[Figure dataset records]
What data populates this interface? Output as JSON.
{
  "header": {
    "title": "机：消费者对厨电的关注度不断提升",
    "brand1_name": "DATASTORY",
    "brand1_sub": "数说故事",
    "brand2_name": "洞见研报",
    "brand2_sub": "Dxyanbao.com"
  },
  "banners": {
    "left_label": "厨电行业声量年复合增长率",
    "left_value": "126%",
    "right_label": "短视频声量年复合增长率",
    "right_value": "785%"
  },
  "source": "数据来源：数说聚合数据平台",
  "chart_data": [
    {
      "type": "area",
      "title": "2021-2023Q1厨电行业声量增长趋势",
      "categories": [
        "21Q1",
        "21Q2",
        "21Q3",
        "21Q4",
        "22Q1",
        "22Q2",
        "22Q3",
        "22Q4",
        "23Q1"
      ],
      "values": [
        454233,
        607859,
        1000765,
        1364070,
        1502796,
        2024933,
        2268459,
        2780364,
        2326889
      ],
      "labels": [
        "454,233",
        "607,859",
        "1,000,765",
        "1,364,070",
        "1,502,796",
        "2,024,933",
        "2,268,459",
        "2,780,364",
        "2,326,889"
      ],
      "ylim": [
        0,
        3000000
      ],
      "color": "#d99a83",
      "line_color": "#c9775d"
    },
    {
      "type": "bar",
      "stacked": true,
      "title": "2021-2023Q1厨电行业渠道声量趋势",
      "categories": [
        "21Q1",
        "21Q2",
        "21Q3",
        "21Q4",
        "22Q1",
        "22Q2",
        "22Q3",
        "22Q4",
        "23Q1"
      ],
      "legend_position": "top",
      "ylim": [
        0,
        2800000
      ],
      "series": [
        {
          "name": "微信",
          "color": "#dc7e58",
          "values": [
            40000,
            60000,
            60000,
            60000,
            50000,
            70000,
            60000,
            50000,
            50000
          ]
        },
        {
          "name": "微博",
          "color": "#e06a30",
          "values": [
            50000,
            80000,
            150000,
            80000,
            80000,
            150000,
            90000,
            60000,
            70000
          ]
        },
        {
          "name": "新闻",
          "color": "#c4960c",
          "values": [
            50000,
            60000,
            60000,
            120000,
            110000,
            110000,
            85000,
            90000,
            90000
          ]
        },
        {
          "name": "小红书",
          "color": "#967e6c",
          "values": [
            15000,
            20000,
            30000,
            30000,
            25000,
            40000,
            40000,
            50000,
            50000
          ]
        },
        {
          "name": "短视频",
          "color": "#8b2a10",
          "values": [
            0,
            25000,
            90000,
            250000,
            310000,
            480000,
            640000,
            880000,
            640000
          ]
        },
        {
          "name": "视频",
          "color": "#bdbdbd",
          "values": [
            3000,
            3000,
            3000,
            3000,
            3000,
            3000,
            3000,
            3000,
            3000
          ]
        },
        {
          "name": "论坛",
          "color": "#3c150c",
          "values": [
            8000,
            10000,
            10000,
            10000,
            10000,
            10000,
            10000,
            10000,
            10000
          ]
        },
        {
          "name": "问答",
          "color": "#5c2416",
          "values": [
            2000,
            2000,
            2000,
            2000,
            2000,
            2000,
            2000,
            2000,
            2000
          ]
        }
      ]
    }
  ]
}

— Exercise brief —
Output the listing above without altering a single character.

— Output —
What data populates this interface? Output as JSON.
{
  "header": {
    "title": "机：消费者对厨电的关注度不断提升",
    "brand1_name": "DATASTORY",
    "brand1_sub": "数说故事",
    "brand2_name": "洞见研报",
    "brand2_sub": "Dxyanbao.com"
  },
  "banners": {
    "left_label": "厨电行业声量年复合增长率",
    "left_value": "126%",
    "right_label": "短视频声量年复合增长率",
    "right_value": "785%"
  },
  "source": "数据来源：数说聚合数据平台",
  "chart_data": [
    {
      "type": "area",
      "title": "2021-2023Q1厨电行业声量增长趋势",
      "categories": [
        "21Q1",
        "21Q2",
        "21Q3",
        "21Q4",
        "22Q1",
        "22Q2",
        "22Q3",
        "22Q4",
        "23Q1"
      ],
      "values": [
        454233,
        607859,
        1000765,
        1364070,
        1502796,
        2024933,
        2268459,
        2780364,
        2326889
      ],
      "labels": [
        "454,233",
        "607,859",
        "1,000,765",
        "1,364,070",
        "1,502,796",
        "2,024,933",
        "2,268,459",
        "2,780,364",
        "2,326,889"
      ],
      "ylim": [
        0,
        3000000
      ],
      "color": "#d99a83",
      "line_color": "#c9775d"
    },
    {
      "type": "bar",
      "stacked": true,
      "title": "2021-2023Q1厨电行业渠道声量趋势",
      "categories": [
        "21Q1",
        "21Q2",
        "21Q3",
        "21Q4",
        "22Q1",
        "22Q2",
        "22Q3",
        "22Q4",
        "23Q1"
      ],
      "legend_position": "top",
      "ylim": [
        0,
        2800000
      ],
      "series": [
        {
          "name": "微信",
          "color": "#dc7e58",
          "values": [
            40000,
            60000,
            60000,
            60000,
            50000,
            70000,
            60000,
            50000,
            50000
          ]
        },
        {
          "name": "微博",
          "color": "#e06a30",
          "values": [
            50000,
            80000,
            150000,
            80000,
            80000,
            150000,
            90000,
            60000,
            70000
          ]
        },
        {
          "name": "新闻",
          "color": "#c4960c",
          "values": [
            50000,
            60000,
            60000,
            120000,
            110000,
            110000,
            85000,
            90000,
            90000
          ]
        },
        {
          "name": "小红书",
          "color": "#967e6c",
          "values": [
            15000,
            20000,
            30000,
            30000,
            25000,
            40000,
            40000,
            50000,
            50000
          ]
        },
        {
          "name": "短视频",
          "color": "#8b2a10",
          "values": [
            0,
            25000,
            90000,
            250000,
            310000,
            480000,
            640000,
            880000,
            640000
          ]
        },
        {
          "name": "视频",
          "color": "#bdbdbd",
          "values": [
            3000,
            3000,
            3000,
            3000,
            3000,
            3000,
            3000,
            3000,
            3000
          ]
        },
        {
          "name": "论坛",
          "color": "#3c150c",
          "values": [
            8000,
            10000,
            10000,
            10000,
            10000,
            10000,
            10000,
            10000,
            10000
          ]
        },
        {
          "name": "问答",
          "color": "#5c2416",
          "values": [
            2000,
            2000,
            2000,
            2000,
            2000,
            2000,
            2000,
            2000,
            2000
          ]
        }
      ]
    }
  ]
}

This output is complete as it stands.